- [What is required]: Repeat the material verbatim and drop the pictures.

─── Provided records ───

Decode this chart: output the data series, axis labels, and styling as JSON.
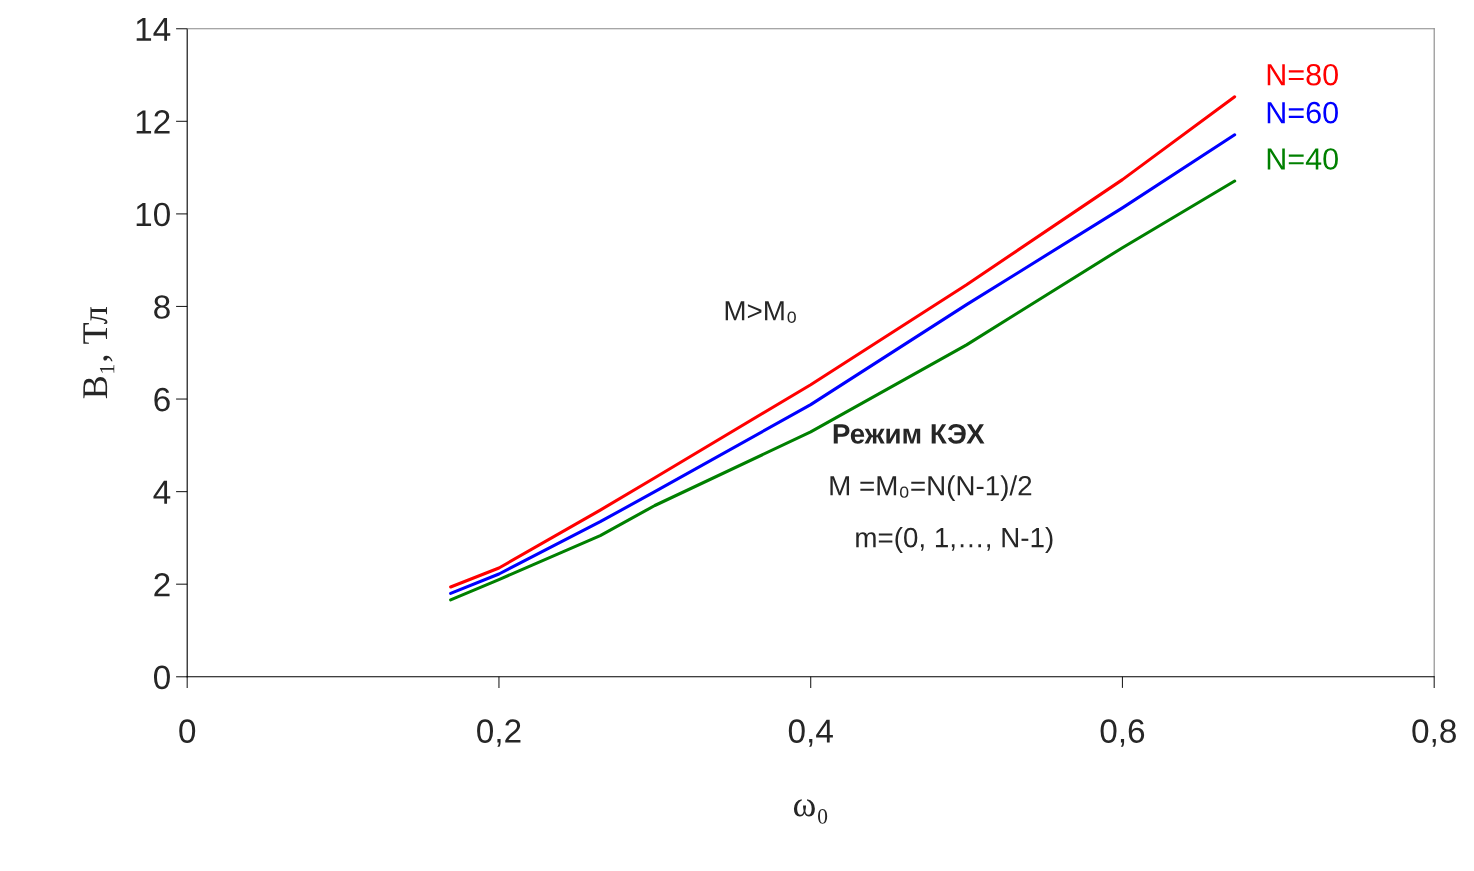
{
  "chart_data": {
    "type": "line",
    "xlabel": "ω₀",
    "ylabel": "B₁, Тл",
    "x": [
      0.169,
      0.2,
      0.265,
      0.3,
      0.4,
      0.5,
      0.6,
      0.672
    ],
    "series": [
      {
        "name": "N=80",
        "color": "#ff0000",
        "values": [
          1.94,
          2.35,
          3.6,
          4.3,
          6.31,
          8.47,
          10.74,
          12.53
        ]
      },
      {
        "name": "N=60",
        "color": "#0000ff",
        "values": [
          1.8,
          2.22,
          3.35,
          4.0,
          5.88,
          8.04,
          10.13,
          11.71
        ]
      },
      {
        "name": "N=40",
        "color": "#008000",
        "values": [
          1.66,
          2.1,
          3.05,
          3.7,
          5.29,
          7.17,
          9.27,
          10.71
        ]
      }
    ],
    "xlim": [
      0,
      0.8
    ],
    "ylim": [
      0,
      14
    ],
    "xticks": [
      0,
      {
        "value": 0.2,
        "label": "0,2"
      },
      {
        "value": 0.4,
        "label": "0,4"
      },
      {
        "value": 0.6,
        "label": "0,6"
      },
      {
        "value": 0.8,
        "label": "0,8"
      }
    ],
    "yticks": [
      0,
      2,
      4,
      6,
      8,
      10,
      12,
      14
    ],
    "annotations": [
      "M>M₀",
      "Режим КЭХ",
      "M =M₀=N(N-1)/2",
      "m=(0, 1,…, N-1)"
    ],
    "grid": false,
    "legend": "right"
  }
}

───

- [Task answer]:
Decode this chart: output the data series, axis labels, and styling as JSON.
{
  "chart_data": {
    "type": "line",
    "xlabel": "ω₀",
    "ylabel": "B₁, Тл",
    "x": [
      0.169,
      0.2,
      0.265,
      0.3,
      0.4,
      0.5,
      0.6,
      0.672
    ],
    "series": [
      {
        "name": "N=80",
        "color": "#ff0000",
        "values": [
          1.94,
          2.35,
          3.6,
          4.3,
          6.31,
          8.47,
          10.74,
          12.53
        ]
      },
      {
        "name": "N=60",
        "color": "#0000ff",
        "values": [
          1.8,
          2.22,
          3.35,
          4.0,
          5.88,
          8.04,
          10.13,
          11.71
        ]
      },
      {
        "name": "N=40",
        "color": "#008000",
        "values": [
          1.66,
          2.1,
          3.05,
          3.7,
          5.29,
          7.17,
          9.27,
          10.71
        ]
      }
    ],
    "xlim": [
      0,
      0.8
    ],
    "ylim": [
      0,
      14
    ],
    "xticks": [
      0,
      {
        "value": 0.2,
        "label": "0,2"
      },
      {
        "value": 0.4,
        "label": "0,4"
      },
      {
        "value": 0.6,
        "label": "0,6"
      },
      {
        "value": 0.8,
        "label": "0,8"
      }
    ],
    "yticks": [
      0,
      2,
      4,
      6,
      8,
      10,
      12,
      14
    ],
    "annotations": [
      "M>M₀",
      "Режим КЭХ",
      "M =M₀=N(N-1)/2",
      "m=(0, 1,…, N-1)"
    ],
    "grid": false,
    "legend": "right"
  }
}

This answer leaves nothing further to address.